» Records provided:
_ _ _ _

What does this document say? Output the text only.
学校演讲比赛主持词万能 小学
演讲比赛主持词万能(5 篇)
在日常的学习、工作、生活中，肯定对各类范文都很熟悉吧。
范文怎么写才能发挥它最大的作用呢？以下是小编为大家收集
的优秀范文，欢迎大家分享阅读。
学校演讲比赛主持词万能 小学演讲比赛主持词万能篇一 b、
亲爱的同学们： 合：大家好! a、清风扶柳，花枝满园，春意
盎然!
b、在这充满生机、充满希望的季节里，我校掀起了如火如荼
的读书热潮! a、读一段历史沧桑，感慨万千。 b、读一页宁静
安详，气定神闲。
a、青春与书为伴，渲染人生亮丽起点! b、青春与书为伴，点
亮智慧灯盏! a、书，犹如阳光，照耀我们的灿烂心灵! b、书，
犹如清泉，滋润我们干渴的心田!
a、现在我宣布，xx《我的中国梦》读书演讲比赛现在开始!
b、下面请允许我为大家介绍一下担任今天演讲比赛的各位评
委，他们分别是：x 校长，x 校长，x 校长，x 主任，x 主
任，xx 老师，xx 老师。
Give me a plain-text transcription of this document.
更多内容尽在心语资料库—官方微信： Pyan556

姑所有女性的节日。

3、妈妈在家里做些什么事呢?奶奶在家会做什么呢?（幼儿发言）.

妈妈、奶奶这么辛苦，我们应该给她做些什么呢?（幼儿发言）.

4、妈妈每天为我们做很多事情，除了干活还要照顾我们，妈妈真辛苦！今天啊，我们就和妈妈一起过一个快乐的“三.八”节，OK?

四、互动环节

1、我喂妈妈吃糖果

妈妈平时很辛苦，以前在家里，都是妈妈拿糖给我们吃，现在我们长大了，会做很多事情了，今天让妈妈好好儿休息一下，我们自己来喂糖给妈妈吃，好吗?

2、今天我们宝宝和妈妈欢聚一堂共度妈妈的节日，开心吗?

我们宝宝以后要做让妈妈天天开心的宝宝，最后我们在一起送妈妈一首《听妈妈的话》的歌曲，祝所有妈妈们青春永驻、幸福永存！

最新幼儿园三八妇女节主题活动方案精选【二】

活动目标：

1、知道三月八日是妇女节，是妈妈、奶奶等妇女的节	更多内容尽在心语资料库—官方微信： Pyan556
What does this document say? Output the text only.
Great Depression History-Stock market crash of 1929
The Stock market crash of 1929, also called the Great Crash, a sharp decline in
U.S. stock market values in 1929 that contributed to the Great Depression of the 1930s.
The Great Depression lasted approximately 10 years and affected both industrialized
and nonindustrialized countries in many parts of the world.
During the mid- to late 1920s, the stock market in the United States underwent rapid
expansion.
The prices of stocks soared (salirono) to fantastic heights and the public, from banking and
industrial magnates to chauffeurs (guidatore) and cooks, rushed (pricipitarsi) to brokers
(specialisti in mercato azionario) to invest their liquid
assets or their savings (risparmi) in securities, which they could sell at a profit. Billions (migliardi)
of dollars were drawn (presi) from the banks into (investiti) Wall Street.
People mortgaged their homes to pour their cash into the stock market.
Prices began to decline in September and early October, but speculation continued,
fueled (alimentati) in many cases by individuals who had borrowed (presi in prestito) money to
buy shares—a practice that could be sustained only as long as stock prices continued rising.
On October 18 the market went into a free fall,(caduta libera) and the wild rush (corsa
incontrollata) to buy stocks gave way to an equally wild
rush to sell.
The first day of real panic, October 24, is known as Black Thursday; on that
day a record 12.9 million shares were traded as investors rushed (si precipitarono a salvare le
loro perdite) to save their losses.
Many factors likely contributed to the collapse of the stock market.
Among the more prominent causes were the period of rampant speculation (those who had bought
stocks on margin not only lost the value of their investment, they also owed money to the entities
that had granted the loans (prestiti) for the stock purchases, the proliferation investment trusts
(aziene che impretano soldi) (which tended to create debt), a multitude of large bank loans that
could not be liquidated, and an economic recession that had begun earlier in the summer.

_ _ _ _

» Set problem:
Go over the records above and tally each line that includes "could". Give the total by itself.

» Solved problem:
3